= Records provided =
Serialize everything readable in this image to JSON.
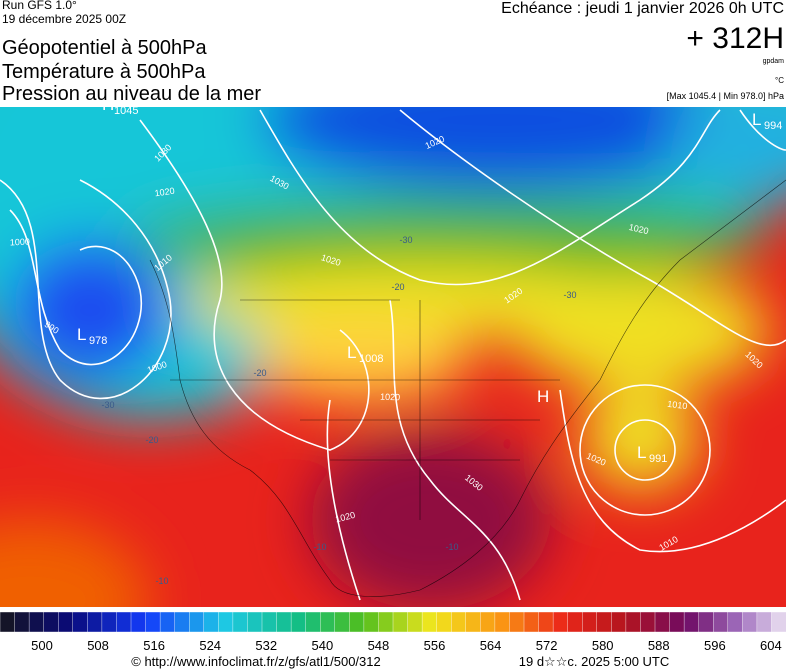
{
  "header": {
    "run": "Run GFS 1.0°",
    "date": "19 décembre 2025 00Z",
    "titles": [
      "Géopotentiel à 500hPa",
      "Température à 500hPa",
      "Pression au niveau de la mer"
    ],
    "forecast": "Echéance : jeudi 1 janvier 2026 0h UTC",
    "lead": "+ 312H",
    "unit_geo": "gpdam",
    "unit_temp": "°C",
    "range": "[Max 1045.4 | Min 978.0] hPa"
  },
  "map": {
    "centers": [
      {
        "letter": "H",
        "value": "1045"
      },
      {
        "letter": "L",
        "value": "978"
      },
      {
        "letter": "L",
        "value": "1008"
      },
      {
        "letter": "H",
        "value": null
      },
      {
        "letter": "L",
        "value": "991"
      },
      {
        "letter": "L",
        "value": "994"
      }
    ],
    "isobar_labels": [
      "1030",
      "1020",
      "1030",
      "1020",
      "1020",
      "1010",
      "1000",
      "990",
      "1000",
      "1020",
      "1020",
      "1020",
      "1030",
      "1020",
      "1020",
      "1010",
      "1010",
      "1020"
    ],
    "temperature_labels": [
      "-30",
      "-20",
      "-30",
      "-20",
      "-30",
      "-20",
      "-10",
      "-10",
      "-10"
    ]
  },
  "colorbar": {
    "labels": [
      500,
      508,
      516,
      524,
      532,
      540,
      548,
      556,
      564,
      572,
      580,
      588,
      596,
      604
    ]
  },
  "footer": {
    "source": "© http://www.infoclimat.fr/z/gfs/atl1/500/312",
    "time": "19 d☆☆c. 2025  5:00 UTC"
  }
}
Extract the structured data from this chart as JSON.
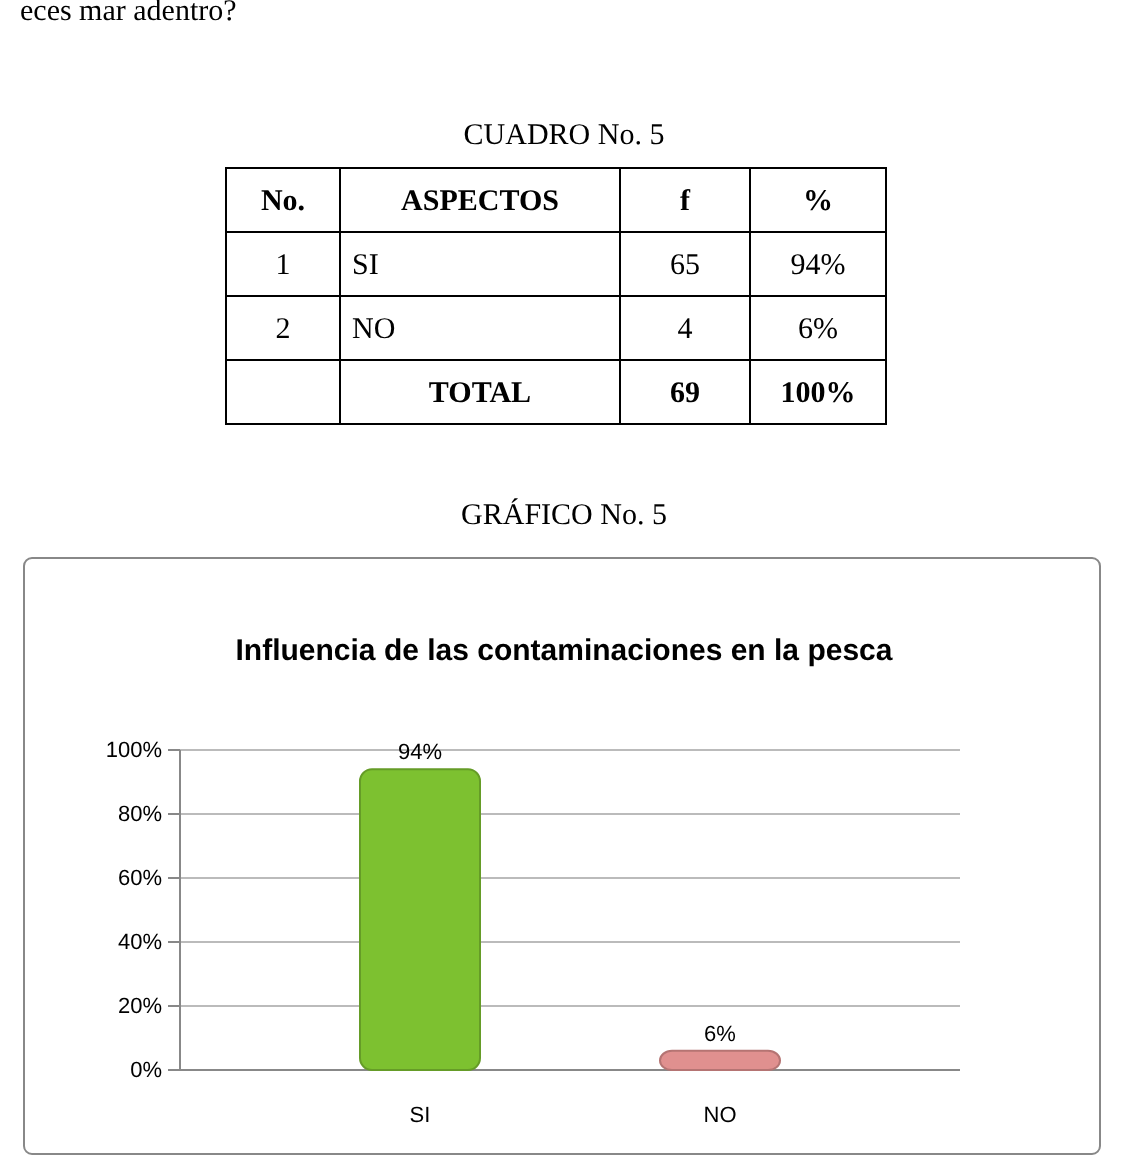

= Required work =
Copy the whole listing above word for word but do not carry over the pictures.

= Final result =
Serialize everything readable in this image to JSON.
{
  "header": {
    "run": "Run GFS 1.0°",
    "date": "19 décembre 2025 00Z",
    "titles": [
      "Géopotentiel à 500hPa",
      "Température à 500hPa",
      "Pression au niveau de la mer"
    ],
    "forecast": "Echéance : jeudi 1 janvier 2026 0h UTC",
    "lead": "+ 312H",
    "unit_geo": "gpdam",
    "unit_temp": "°C",
    "range": "[Max 1045.4 | Min 978.0] hPa"
  },
  "map": {
    "centers": [
      {
        "letter": "H",
        "value": "1045"
      },
      {
        "letter": "L",
        "value": "978"
      },
      {
        "letter": "L",
        "value": "1008"
      },
      {
        "letter": "H",
        "value": null
      },
      {
        "letter": "L",
        "value": "991"
      },
      {
        "letter": "L",
        "value": "994"
      }
    ],
    "isobar_labels": [
      "1030",
      "1020",
      "1030",
      "1020",
      "1020",
      "1010",
      "1000",
      "990",
      "1000",
      "1020",
      "1020",
      "1020",
      "1030",
      "1020",
      "1020",
      "1010",
      "1010",
      "1020"
    ],
    "temperature_labels": [
      "-30",
      "-20",
      "-30",
      "-20",
      "-30",
      "-20",
      "-10",
      "-10",
      "-10"
    ]
  },
  "colorbar": {
    "labels": [
      500,
      508,
      516,
      524,
      532,
      540,
      548,
      556,
      564,
      572,
      580,
      588,
      596,
      604
    ]
  },
  "footer": {
    "source": "© http://www.infoclimat.fr/z/gfs/atl1/500/312",
    "time": "19 d☆☆c. 2025  5:00 UTC"
  }
}
Extract the structured data from this chart as JSON.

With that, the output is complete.